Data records
* * * * * * *

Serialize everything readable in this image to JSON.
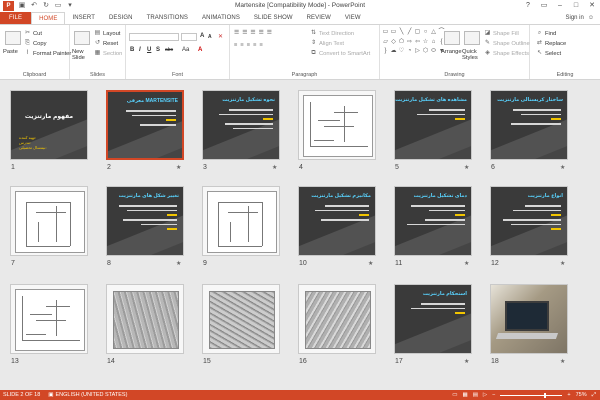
{
  "window": {
    "title": "Martensite [Compatibility Mode] - PowerPoint",
    "app_badge": "P"
  },
  "tabs": [
    {
      "label": "FILE"
    },
    {
      "label": "HOME"
    },
    {
      "label": "INSERT"
    },
    {
      "label": "DESIGN"
    },
    {
      "label": "TRANSITIONS"
    },
    {
      "label": "ANIMATIONS"
    },
    {
      "label": "SLIDE SHOW"
    },
    {
      "label": "REVIEW"
    },
    {
      "label": "VIEW"
    }
  ],
  "signin": "Sign in",
  "ribbon": {
    "clipboard": {
      "label": "Clipboard",
      "paste": "Paste",
      "cut": "Cut",
      "copy": "Copy",
      "format_painter": "Format Painter"
    },
    "slides": {
      "label": "Slides",
      "new_slide": "New Slide",
      "layout": "Layout",
      "reset": "Reset",
      "section": "Section"
    },
    "font": {
      "label": "Font",
      "bold": "B",
      "italic": "I",
      "underline": "U",
      "strike": "S",
      "abc": "abc",
      "aa": "Aa",
      "grow": "A",
      "shrink": "A"
    },
    "paragraph": {
      "label": "Paragraph",
      "text_direction": "Text Direction",
      "align_text": "Align Text",
      "smartart": "Convert to SmartArt"
    },
    "drawing": {
      "label": "Drawing",
      "arrange": "Arrange",
      "quick_styles": "Quick Styles",
      "shape_fill": "Shape Fill",
      "shape_outline": "Shape Outline",
      "shape_effects": "Shape Effects"
    },
    "editing": {
      "label": "Editing",
      "find": "Find",
      "replace": "Replace",
      "select": "Select"
    }
  },
  "slides": [
    {
      "num": "1",
      "title": "مفهوم مارتنزیت",
      "kind": "cover",
      "sub": "تهیه کننده:\nمدرس:\nنیمسال تحصیلی:",
      "star": ""
    },
    {
      "num": "2",
      "title": "معرفی MARTENSITE",
      "kind": "text",
      "star": "★",
      "selected": true
    },
    {
      "num": "3",
      "title": "نحوه تشکیل مارتنزیت",
      "kind": "text",
      "star": "★"
    },
    {
      "num": "4",
      "title": "",
      "kind": "diagram",
      "star": ""
    },
    {
      "num": "5",
      "title": "مشاهده های تشکیل مارتنزیت",
      "kind": "text",
      "star": "★"
    },
    {
      "num": "6",
      "title": "ساختار کریستالی مارتنزیت",
      "kind": "text",
      "star": "★"
    },
    {
      "num": "7",
      "title": "",
      "kind": "sketch",
      "star": ""
    },
    {
      "num": "8",
      "title": "تغییر شکل های مارتنزیت",
      "kind": "text",
      "star": "★"
    },
    {
      "num": "9",
      "title": "",
      "kind": "sketch",
      "star": ""
    },
    {
      "num": "10",
      "title": "مکانیزم تشکیل مارتنزیت",
      "kind": "text",
      "star": "★"
    },
    {
      "num": "11",
      "title": "دمای تشکیل مارتنزیت",
      "kind": "text",
      "star": "★"
    },
    {
      "num": "12",
      "title": "انواع مارتنزیت",
      "kind": "text",
      "star": "★"
    },
    {
      "num": "13",
      "title": "",
      "kind": "diagram",
      "star": ""
    },
    {
      "num": "14",
      "title": "",
      "kind": "photo",
      "star": ""
    },
    {
      "num": "15",
      "title": "",
      "kind": "photo",
      "star": ""
    },
    {
      "num": "16",
      "title": "",
      "kind": "photo",
      "star": ""
    },
    {
      "num": "17",
      "title": "استحکام مارتنزیت",
      "kind": "text",
      "star": "★"
    },
    {
      "num": "18",
      "title": "",
      "kind": "laptop",
      "star": "★"
    }
  ],
  "status": {
    "slide_of": "SLIDE 2 OF 18",
    "language": "ENGLISH (UNITED STATES)",
    "zoom": "75%",
    "zoom_minus": "−",
    "zoom_plus": "+"
  }
}
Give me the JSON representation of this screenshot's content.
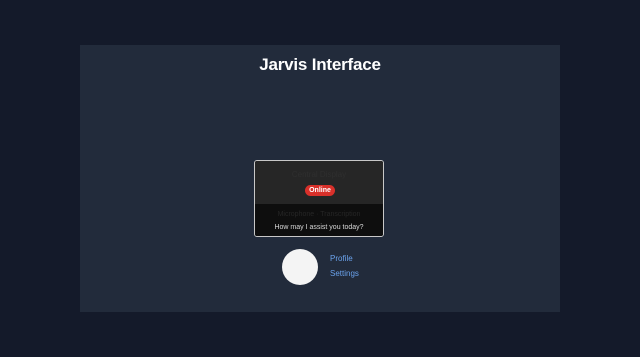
{
  "app": {
    "title": "Jarvis Interface"
  },
  "central_display": {
    "heading": "Central Display",
    "status": "Online",
    "faint_text": "Microphone  ·  Transcription",
    "prompt": "How may I assist you today?"
  },
  "user_menu": {
    "profile_label": "Profile",
    "settings_label": "Settings"
  },
  "colors": {
    "background": "#141a2a",
    "panel": "#222b3b",
    "status_online": "#d9302a",
    "link": "#6aa2ec"
  }
}
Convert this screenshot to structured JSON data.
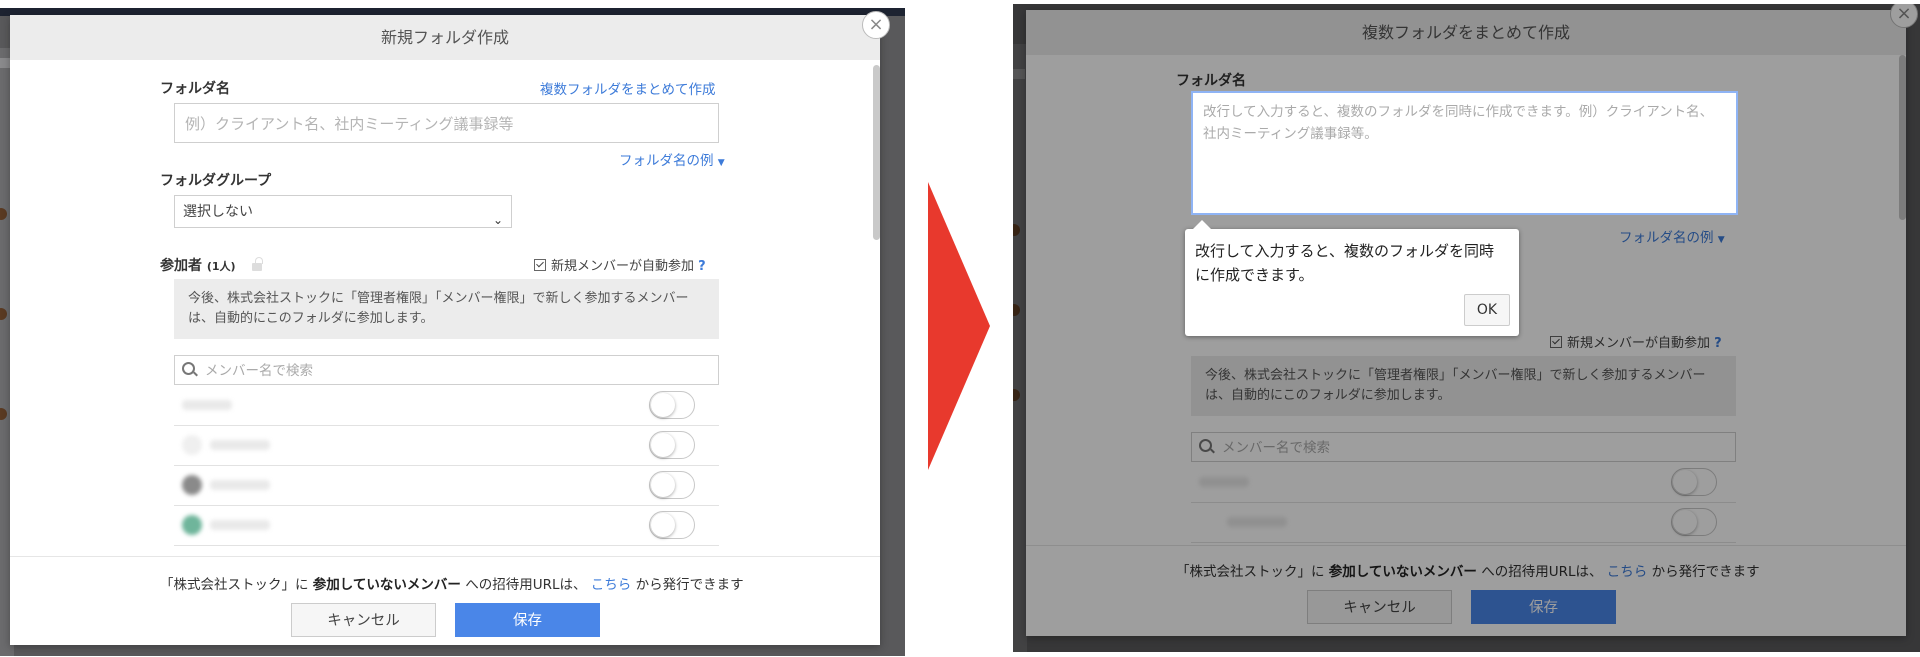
{
  "colors": {
    "accent": "#4a86e8",
    "link": "#3d7bd9",
    "arrow": "#e8392d"
  },
  "left": {
    "title": "新規フォルダ作成",
    "close_icon": "×",
    "folder_name_label": "フォルダ名",
    "bulk_create_link": "複数フォルダをまとめて作成",
    "folder_name_placeholder": "例）クライアント名、社内ミーティング議事録等",
    "examples_link": "フォルダ名の例",
    "group_label": "フォルダグループ",
    "group_selected": "選択しない",
    "participants_label": "参加者",
    "participants_count": "(1人)",
    "auto_join_label": "新規メンバーが自動参加",
    "help_icon": "?",
    "notice": "今後、株式会社ストックに「管理者権限」「メンバー権限」で新しく参加するメンバーは、自動的にこのフォルダに参加します。",
    "search_placeholder": "メンバー名で検索",
    "footer_prefix": "「株式会社ストック」に",
    "footer_bold": "参加していないメンバー",
    "footer_mid": "への招待用URLは、",
    "footer_link": "こちら",
    "footer_suffix": "から発行できます",
    "cancel": "キャンセル",
    "save": "保存"
  },
  "right": {
    "title": "複数フォルダをまとめて作成",
    "close_icon": "×",
    "folder_name_label": "フォルダ名",
    "textarea_placeholder": "改行して入力すると、複数のフォルダを同時に作成できます。例）クライアント名、社内ミーティング議事録等。",
    "examples_link": "フォルダ名の例",
    "tooltip_text": "改行して入力すると、複数のフォルダを同時に作成できます。",
    "tooltip_ok": "OK",
    "auto_join_label": "新規メンバーが自動参加",
    "help_icon": "?",
    "notice": "今後、株式会社ストックに「管理者権限」「メンバー権限」で新しく参加するメンバーは、自動的にこのフォルダに参加します。",
    "search_placeholder": "メンバー名で検索",
    "footer_prefix": "「株式会社ストック」に",
    "footer_bold": "参加していないメンバー",
    "footer_mid": "への招待用URLは、",
    "footer_link": "こちら",
    "footer_suffix": "から発行できます",
    "cancel": "キャンセル",
    "save": "保存"
  }
}
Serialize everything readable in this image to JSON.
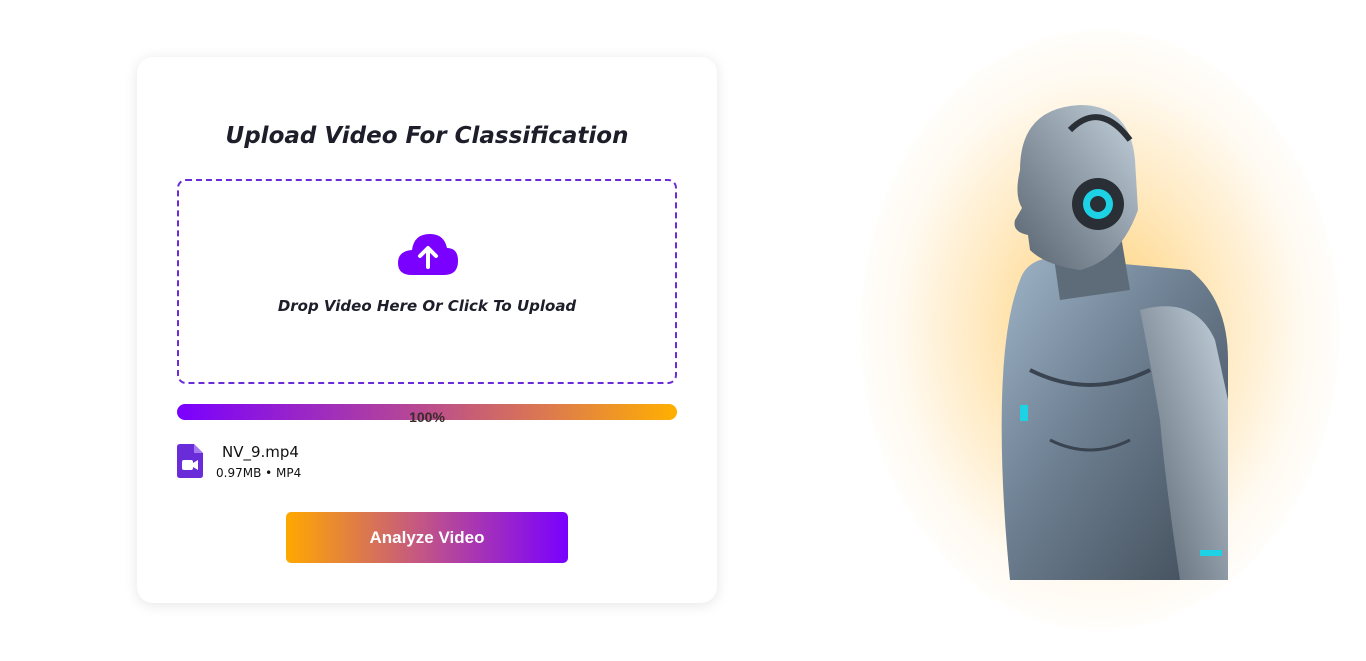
{
  "upload": {
    "title": "Upload Video For Classification",
    "dropzone_text": "Drop Video Here Or Click To Upload",
    "progress_label": "100%",
    "progress_fraction": 1.0
  },
  "file": {
    "name": "NV_9.mp4",
    "meta": "0.97MB • MP4"
  },
  "actions": {
    "analyze_label": "Analyze Video"
  },
  "icons": {
    "upload": "cloud-upload-icon",
    "file": "video-file-icon"
  },
  "colors": {
    "accent_purple": "#7a00ff",
    "accent_orange": "#ffa800",
    "dropzone_border": "#6a2bd9"
  }
}
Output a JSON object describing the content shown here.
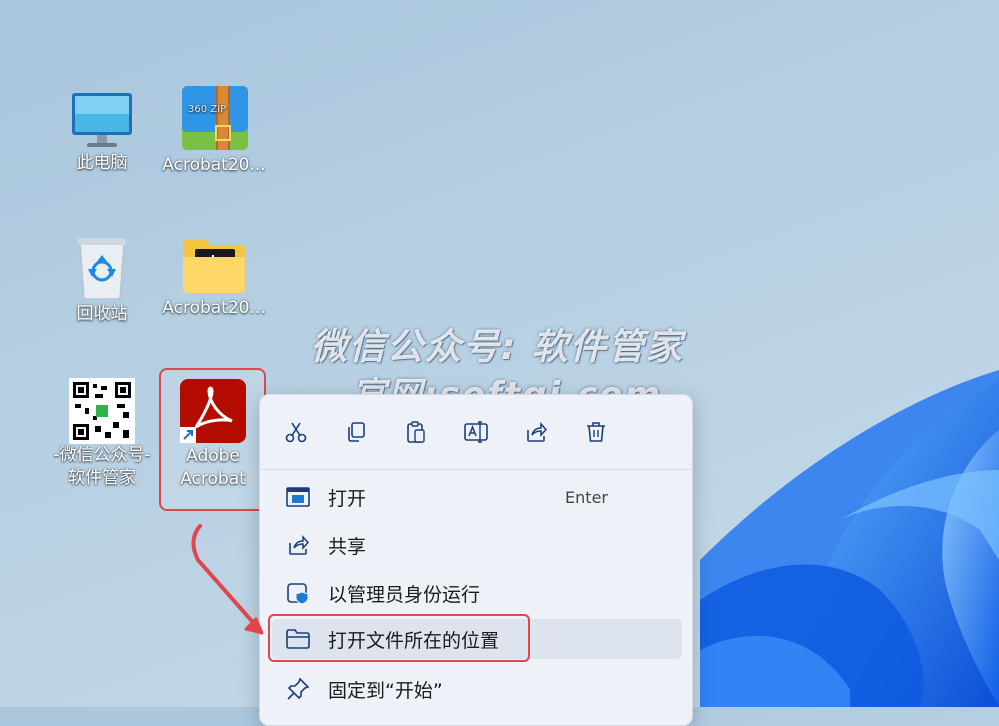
{
  "desktop": {
    "icons": [
      {
        "label": "此电脑",
        "icon": "monitor-icon"
      },
      {
        "label": "Acrobat20...",
        "icon": "zip-archive-icon"
      },
      {
        "label": "回收站",
        "icon": "recycle-bin-icon"
      },
      {
        "label": "Acrobat20...",
        "icon": "folder-icon"
      },
      {
        "label": "-微信公众号-",
        "label2": "软件管家",
        "icon": "qr-code-icon"
      },
      {
        "label": "Adobe",
        "label2": "Acrobat",
        "icon": "adobe-acrobat-icon"
      }
    ],
    "zip_badge": "360 ZIP"
  },
  "watermark": {
    "line1": "微信公众号: 软件管家",
    "line2": "官网:softgj.com"
  },
  "context_menu": {
    "toolbar": [
      {
        "name": "cut",
        "icon": "scissors-icon"
      },
      {
        "name": "copy",
        "icon": "copy-icon"
      },
      {
        "name": "paste",
        "icon": "clipboard-icon"
      },
      {
        "name": "rename",
        "icon": "rename-icon"
      },
      {
        "name": "share",
        "icon": "share-icon"
      },
      {
        "name": "delete",
        "icon": "trash-icon"
      }
    ],
    "items": [
      {
        "label": "打开",
        "shortcut": "Enter",
        "icon": "open-app-icon"
      },
      {
        "label": "共享",
        "icon": "share-icon"
      },
      {
        "label": "以管理员身份运行",
        "icon": "shield-admin-icon"
      },
      {
        "label": "打开文件所在的位置",
        "icon": "folder-outline-icon"
      },
      {
        "label": "固定到“开始”",
        "icon": "pin-icon"
      }
    ]
  },
  "colors": {
    "highlight_red": "#e0474c",
    "acrobat_red": "#b30b00",
    "menu_bg": "#eef2f8"
  }
}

* * * * * * *

Written problem
Using the listing above, show every line that includes the string "改行して入力すると".

Output of the task
    "textarea_placeholder": "改行して入力すると、複数のフォルダを同時に作成できます。例）クライアント名、社内ミーティング議事録等。",
    "tooltip_text": "改行して入力すると、複数のフォルダを同時に作成できます。",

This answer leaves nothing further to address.